_AIM OF THE TASK_
Without including any pictures, write out all the entries exactly.

_INPUT_
-.-.-
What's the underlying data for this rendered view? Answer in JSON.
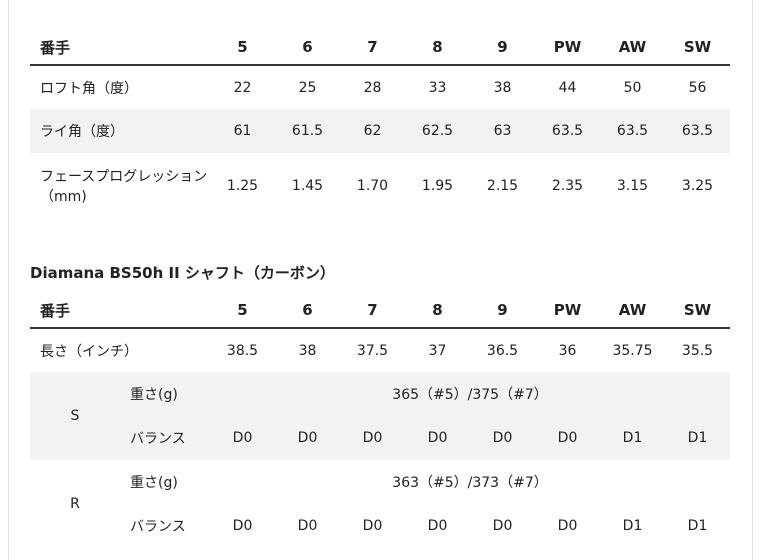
{
  "loft_table": {
    "header": [
      "番手",
      "5",
      "6",
      "7",
      "8",
      "9",
      "PW",
      "AW",
      "SW"
    ],
    "rows": [
      {
        "label": "ロフト角（度）",
        "values": [
          "22",
          "25",
          "28",
          "33",
          "38",
          "44",
          "50",
          "56"
        ]
      },
      {
        "label": "ライ角（度）",
        "values": [
          "61",
          "61.5",
          "62",
          "62.5",
          "63",
          "63.5",
          "63.5",
          "63.5"
        ]
      },
      {
        "label": "フェースプログレッション（mm)",
        "values": [
          "1.25",
          "1.45",
          "1.70",
          "1.95",
          "2.15",
          "2.35",
          "3.15",
          "3.25"
        ]
      }
    ]
  },
  "shaft_section": {
    "title": "Diamana BS50h II シャフト（カーボン）",
    "header": [
      "番手",
      "5",
      "6",
      "7",
      "8",
      "9",
      "PW",
      "AW",
      "SW"
    ],
    "length": {
      "label": "長さ（インチ）",
      "values": [
        "38.5",
        "38",
        "37.5",
        "37",
        "36.5",
        "36",
        "35.75",
        "35.5"
      ]
    },
    "flexes": [
      {
        "flex": "S",
        "weight_label": "重さ(g)",
        "weight": "365（#5）/375（#7）",
        "balance_label": "バランス",
        "balance": [
          "D0",
          "D0",
          "D0",
          "D0",
          "D0",
          "D0",
          "D1",
          "D1"
        ]
      },
      {
        "flex": "R",
        "weight_label": "重さ(g)",
        "weight": "363（#5）/373（#7）",
        "balance_label": "バランス",
        "balance": [
          "D0",
          "D0",
          "D0",
          "D0",
          "D0",
          "D0",
          "D1",
          "D1"
        ]
      }
    ]
  }
}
-.-.-
_EXERCISE SOLUTION_
What's the underlying data for this rendered view? Answer in JSON.
{
  "loft_table": {
    "header": [
      "番手",
      "5",
      "6",
      "7",
      "8",
      "9",
      "PW",
      "AW",
      "SW"
    ],
    "rows": [
      {
        "label": "ロフト角（度）",
        "values": [
          "22",
          "25",
          "28",
          "33",
          "38",
          "44",
          "50",
          "56"
        ]
      },
      {
        "label": "ライ角（度）",
        "values": [
          "61",
          "61.5",
          "62",
          "62.5",
          "63",
          "63.5",
          "63.5",
          "63.5"
        ]
      },
      {
        "label": "フェースプログレッション（mm)",
        "values": [
          "1.25",
          "1.45",
          "1.70",
          "1.95",
          "2.15",
          "2.35",
          "3.15",
          "3.25"
        ]
      }
    ]
  },
  "shaft_section": {
    "title": "Diamana BS50h II シャフト（カーボン）",
    "header": [
      "番手",
      "5",
      "6",
      "7",
      "8",
      "9",
      "PW",
      "AW",
      "SW"
    ],
    "length": {
      "label": "長さ（インチ）",
      "values": [
        "38.5",
        "38",
        "37.5",
        "37",
        "36.5",
        "36",
        "35.75",
        "35.5"
      ]
    },
    "flexes": [
      {
        "flex": "S",
        "weight_label": "重さ(g)",
        "weight": "365（#5）/375（#7）",
        "balance_label": "バランス",
        "balance": [
          "D0",
          "D0",
          "D0",
          "D0",
          "D0",
          "D0",
          "D1",
          "D1"
        ]
      },
      {
        "flex": "R",
        "weight_label": "重さ(g)",
        "weight": "363（#5）/373（#7）",
        "balance_label": "バランス",
        "balance": [
          "D0",
          "D0",
          "D0",
          "D0",
          "D0",
          "D0",
          "D1",
          "D1"
        ]
      }
    ]
  }
}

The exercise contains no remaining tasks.